--- Records for the task ---
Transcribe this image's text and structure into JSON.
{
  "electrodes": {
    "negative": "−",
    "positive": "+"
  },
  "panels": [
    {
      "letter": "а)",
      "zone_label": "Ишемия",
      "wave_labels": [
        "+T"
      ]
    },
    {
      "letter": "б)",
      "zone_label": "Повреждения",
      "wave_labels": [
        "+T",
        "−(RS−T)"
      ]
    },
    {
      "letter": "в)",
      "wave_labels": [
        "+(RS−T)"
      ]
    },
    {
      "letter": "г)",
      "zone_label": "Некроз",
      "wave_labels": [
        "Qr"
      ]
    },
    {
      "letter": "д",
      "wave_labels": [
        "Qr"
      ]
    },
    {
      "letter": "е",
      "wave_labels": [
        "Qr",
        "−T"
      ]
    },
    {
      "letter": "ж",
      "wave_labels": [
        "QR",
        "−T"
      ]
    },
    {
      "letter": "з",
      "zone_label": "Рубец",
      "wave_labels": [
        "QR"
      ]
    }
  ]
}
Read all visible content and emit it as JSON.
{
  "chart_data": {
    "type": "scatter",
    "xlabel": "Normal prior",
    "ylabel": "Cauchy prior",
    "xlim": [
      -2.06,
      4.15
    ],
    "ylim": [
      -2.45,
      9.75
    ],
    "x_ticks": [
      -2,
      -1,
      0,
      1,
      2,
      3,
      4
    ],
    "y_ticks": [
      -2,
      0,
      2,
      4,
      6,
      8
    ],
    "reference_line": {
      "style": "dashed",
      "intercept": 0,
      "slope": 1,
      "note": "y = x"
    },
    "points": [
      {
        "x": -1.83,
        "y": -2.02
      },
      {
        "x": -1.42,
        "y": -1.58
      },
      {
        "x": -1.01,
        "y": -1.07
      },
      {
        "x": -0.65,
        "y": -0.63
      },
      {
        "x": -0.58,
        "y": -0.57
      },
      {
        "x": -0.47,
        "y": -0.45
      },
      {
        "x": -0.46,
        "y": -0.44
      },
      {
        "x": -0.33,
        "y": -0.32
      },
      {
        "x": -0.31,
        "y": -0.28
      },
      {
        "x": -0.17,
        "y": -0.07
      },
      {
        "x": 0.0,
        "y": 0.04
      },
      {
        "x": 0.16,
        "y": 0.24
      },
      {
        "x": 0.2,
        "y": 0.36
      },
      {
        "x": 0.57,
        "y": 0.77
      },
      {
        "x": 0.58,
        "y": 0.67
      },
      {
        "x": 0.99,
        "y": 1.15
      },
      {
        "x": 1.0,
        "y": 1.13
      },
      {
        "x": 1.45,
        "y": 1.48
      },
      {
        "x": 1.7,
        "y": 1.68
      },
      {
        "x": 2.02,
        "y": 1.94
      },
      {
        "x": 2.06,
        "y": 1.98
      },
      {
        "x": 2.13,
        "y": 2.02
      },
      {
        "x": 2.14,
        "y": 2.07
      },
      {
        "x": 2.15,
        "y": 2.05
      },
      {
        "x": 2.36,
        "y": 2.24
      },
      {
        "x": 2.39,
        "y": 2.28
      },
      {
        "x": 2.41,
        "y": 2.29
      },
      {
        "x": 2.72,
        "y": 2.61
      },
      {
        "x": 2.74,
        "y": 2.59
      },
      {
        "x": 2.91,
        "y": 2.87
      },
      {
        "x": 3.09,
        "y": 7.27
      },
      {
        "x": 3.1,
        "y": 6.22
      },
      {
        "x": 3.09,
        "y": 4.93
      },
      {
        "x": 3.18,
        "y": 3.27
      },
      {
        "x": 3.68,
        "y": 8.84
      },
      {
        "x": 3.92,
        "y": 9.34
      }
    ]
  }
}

--- What needs to be done ---
Identify each line in the records above containing the word "prior"; copy those lines.

--- Complete output ---
    "xlabel": "Normal prior",
    "ylabel": "Cauchy prior",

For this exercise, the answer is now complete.